---------- Data excerpts ----------

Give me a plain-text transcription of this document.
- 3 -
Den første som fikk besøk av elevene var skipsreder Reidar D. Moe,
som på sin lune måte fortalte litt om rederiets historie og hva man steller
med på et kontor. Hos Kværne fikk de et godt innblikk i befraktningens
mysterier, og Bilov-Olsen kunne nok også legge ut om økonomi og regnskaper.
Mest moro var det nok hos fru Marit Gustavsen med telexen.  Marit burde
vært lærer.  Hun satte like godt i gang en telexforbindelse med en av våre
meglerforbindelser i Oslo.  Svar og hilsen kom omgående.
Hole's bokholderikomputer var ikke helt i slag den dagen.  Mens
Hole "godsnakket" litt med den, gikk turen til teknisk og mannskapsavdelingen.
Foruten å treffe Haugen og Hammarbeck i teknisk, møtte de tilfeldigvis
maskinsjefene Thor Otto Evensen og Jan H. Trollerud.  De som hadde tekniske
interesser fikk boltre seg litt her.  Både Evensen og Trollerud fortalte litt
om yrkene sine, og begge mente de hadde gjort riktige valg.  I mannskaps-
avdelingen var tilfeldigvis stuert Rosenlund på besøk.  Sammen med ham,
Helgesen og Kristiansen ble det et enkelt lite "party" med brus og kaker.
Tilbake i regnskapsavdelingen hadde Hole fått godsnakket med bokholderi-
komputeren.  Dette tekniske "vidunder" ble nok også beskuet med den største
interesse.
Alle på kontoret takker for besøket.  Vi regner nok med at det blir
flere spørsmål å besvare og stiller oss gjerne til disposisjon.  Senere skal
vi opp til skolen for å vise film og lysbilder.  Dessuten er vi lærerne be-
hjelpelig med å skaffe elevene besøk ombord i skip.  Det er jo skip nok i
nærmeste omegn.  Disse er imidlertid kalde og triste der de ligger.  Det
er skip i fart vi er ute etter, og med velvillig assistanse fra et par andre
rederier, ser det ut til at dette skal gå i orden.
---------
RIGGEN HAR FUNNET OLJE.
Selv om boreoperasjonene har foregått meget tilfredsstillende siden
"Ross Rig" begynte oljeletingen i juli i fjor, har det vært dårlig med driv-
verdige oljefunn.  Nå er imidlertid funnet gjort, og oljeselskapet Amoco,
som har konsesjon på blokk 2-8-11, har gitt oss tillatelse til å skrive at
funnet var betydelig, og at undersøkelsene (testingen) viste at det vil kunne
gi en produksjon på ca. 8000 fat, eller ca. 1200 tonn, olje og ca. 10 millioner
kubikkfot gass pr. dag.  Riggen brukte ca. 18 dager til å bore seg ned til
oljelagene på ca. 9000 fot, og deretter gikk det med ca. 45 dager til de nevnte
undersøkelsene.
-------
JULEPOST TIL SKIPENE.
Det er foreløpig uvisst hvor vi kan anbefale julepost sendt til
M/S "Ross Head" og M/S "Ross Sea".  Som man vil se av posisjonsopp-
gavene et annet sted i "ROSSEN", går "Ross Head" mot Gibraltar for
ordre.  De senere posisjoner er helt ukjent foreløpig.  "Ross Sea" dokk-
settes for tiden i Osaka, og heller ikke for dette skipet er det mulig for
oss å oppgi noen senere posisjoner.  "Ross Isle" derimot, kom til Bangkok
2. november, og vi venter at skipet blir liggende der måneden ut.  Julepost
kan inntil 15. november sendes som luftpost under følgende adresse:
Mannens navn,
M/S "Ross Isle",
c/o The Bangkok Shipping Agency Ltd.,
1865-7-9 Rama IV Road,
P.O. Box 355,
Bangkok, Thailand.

----------

Task :: Report every line in the data above in which the word "fortalte" appears.

Result of the task ::
som på sin lune måte fortalte litt om rederiets historie og hva man steller
interesser fikk boltre seg litt her.  Både Evensen og Trollerud fortalte litt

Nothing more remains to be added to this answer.